> [What you should do] What follows is a listing; give it again exactly, in its entirety.

> [Stored records]
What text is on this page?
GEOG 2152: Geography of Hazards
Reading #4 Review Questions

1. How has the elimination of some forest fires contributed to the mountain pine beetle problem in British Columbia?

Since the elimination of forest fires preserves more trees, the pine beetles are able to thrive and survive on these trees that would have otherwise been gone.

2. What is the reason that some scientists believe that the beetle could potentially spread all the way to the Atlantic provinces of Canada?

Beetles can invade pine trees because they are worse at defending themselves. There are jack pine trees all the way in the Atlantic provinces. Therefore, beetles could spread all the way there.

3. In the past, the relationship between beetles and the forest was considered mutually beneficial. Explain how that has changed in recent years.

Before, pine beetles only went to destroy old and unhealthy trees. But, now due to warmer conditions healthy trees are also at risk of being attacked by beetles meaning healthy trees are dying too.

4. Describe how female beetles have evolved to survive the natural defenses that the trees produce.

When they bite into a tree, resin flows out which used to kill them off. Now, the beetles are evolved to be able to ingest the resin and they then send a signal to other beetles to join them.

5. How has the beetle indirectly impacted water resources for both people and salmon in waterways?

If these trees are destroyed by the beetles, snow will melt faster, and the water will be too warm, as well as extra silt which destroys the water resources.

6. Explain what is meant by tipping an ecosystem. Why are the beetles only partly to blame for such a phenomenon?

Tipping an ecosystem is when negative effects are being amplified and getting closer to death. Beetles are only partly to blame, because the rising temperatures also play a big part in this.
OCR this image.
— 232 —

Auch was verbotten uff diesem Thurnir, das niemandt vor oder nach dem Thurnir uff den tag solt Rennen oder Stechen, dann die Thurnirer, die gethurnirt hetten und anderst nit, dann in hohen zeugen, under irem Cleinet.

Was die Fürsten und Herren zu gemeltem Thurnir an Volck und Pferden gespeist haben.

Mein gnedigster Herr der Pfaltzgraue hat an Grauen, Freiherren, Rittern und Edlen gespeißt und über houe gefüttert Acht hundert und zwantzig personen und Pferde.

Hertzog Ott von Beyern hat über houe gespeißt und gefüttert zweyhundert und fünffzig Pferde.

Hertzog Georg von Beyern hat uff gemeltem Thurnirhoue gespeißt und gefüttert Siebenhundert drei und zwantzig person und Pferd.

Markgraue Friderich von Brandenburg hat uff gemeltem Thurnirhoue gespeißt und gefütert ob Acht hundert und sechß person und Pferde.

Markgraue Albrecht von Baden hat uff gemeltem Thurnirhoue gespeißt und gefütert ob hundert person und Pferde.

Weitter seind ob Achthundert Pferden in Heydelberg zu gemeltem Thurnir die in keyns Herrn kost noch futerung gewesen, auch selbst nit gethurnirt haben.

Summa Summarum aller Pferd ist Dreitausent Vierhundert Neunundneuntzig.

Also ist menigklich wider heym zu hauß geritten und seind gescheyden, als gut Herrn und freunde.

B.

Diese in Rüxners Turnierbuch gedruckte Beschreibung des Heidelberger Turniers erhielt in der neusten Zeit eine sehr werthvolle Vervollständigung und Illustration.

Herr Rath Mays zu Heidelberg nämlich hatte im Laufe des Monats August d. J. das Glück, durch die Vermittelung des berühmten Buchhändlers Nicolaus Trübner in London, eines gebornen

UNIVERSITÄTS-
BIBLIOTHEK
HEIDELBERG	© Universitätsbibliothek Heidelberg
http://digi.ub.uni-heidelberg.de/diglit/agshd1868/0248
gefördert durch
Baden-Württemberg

> [Answer to the task]
What text is on this page?
GEOG 2152: Geography of Hazards
Reading #4 Review Questions

1. How has the elimination of some forest fires contributed to the mountain pine beetle problem in British Columbia?

Since the elimination of forest fires preserves more trees, the pine beetles are able to thrive and survive on these trees that would have otherwise been gone.

2. What is the reason that some scientists believe that the beetle could potentially spread all the way to the Atlantic provinces of Canada?

Beetles can invade pine trees because they are worse at defending themselves. There are jack pine trees all the way in the Atlantic provinces. Therefore, beetles could spread all the way there.

3. In the past, the relationship between beetles and the forest was considered mutually beneficial. Explain how that has changed in recent years.

Before, pine beetles only went to destroy old and unhealthy trees. But, now due to warmer conditions healthy trees are also at risk of being attacked by beetles meaning healthy trees are dying too.

4. Describe how female beetles have evolved to survive the natural defenses that the trees produce.

When they bite into a tree, resin flows out which used to kill them off. Now, the beetles are evolved to be able to ingest the resin and they then send a signal to other beetles to join them.

5. How has the beetle indirectly impacted water resources for both people and salmon in waterways?

If these trees are destroyed by the beetles, snow will melt faster, and the water will be too warm, as well as extra silt which destroys the water resources.

6. Explain what is meant by tipping an ecosystem. Why are the beetles only partly to blame for such a phenomenon?

Tipping an ecosystem is when negative effects are being amplified and getting closer to death. Beetles are only partly to blame, because the rising temperatures also play a big part in this.
OCR this image.
— 232 —

Auch was verbotten uff diesem Thurnir, das niemandt vor oder nach dem Thurnir uff den tag solt Rennen oder Stechen, dann die Thurnirer, die gethurnirt hetten und anderst nit, dann in hohen zeugen, under irem Cleinet.

Was die Fürsten und Herren zu gemeltem Thurnir an Volck und Pferden gespeist haben.

Mein gnedigster Herr der Pfaltzgraue hat an Grauen, Freiherren, Rittern und Edlen gespeißt und über houe gefüttert Acht hundert und zwantzig personen und Pferde.

Hertzog Ott von Beyern hat über houe gespeißt und gefüttert zweyhundert und fünffzig Pferde.

Hertzog Georg von Beyern hat uff gemeltem Thurnirhoue gespeißt und gefüttert Siebenhundert drei und zwantzig person und Pferd.

Markgraue Friderich von Brandenburg hat uff gemeltem Thurnirhoue gespeißt und gefütert ob Acht hundert und sechß person und Pferde.

Markgraue Albrecht von Baden hat uff gemeltem Thurnirhoue gespeißt und gefütert ob hundert person und Pferde.

Weitter seind ob Achthundert Pferden in Heydelberg zu gemeltem Thurnir die in keyns Herrn kost noch futerung gewesen, auch selbst nit gethurnirt haben.

Summa Summarum aller Pferd ist Dreitausent Vierhundert Neunundneuntzig.

Also ist menigklich wider heym zu hauß geritten und seind gescheyden, als gut Herrn und freunde.

B.

Diese in Rüxners Turnierbuch gedruckte Beschreibung des Heidelberger Turniers erhielt in der neusten Zeit eine sehr werthvolle Vervollständigung und Illustration.

Herr Rath Mays zu Heidelberg nämlich hatte im Laufe des Monats August d. J. das Glück, durch die Vermittelung des berühmten Buchhändlers Nicolaus Trübner in London, eines gebornen

UNIVERSITÄTS-
BIBLIOTHEK
HEIDELBERG	© Universitätsbibliothek Heidelberg
http://digi.ub.uni-heidelberg.de/diglit/agshd1868/0248
gefördert durch
Baden-Württemberg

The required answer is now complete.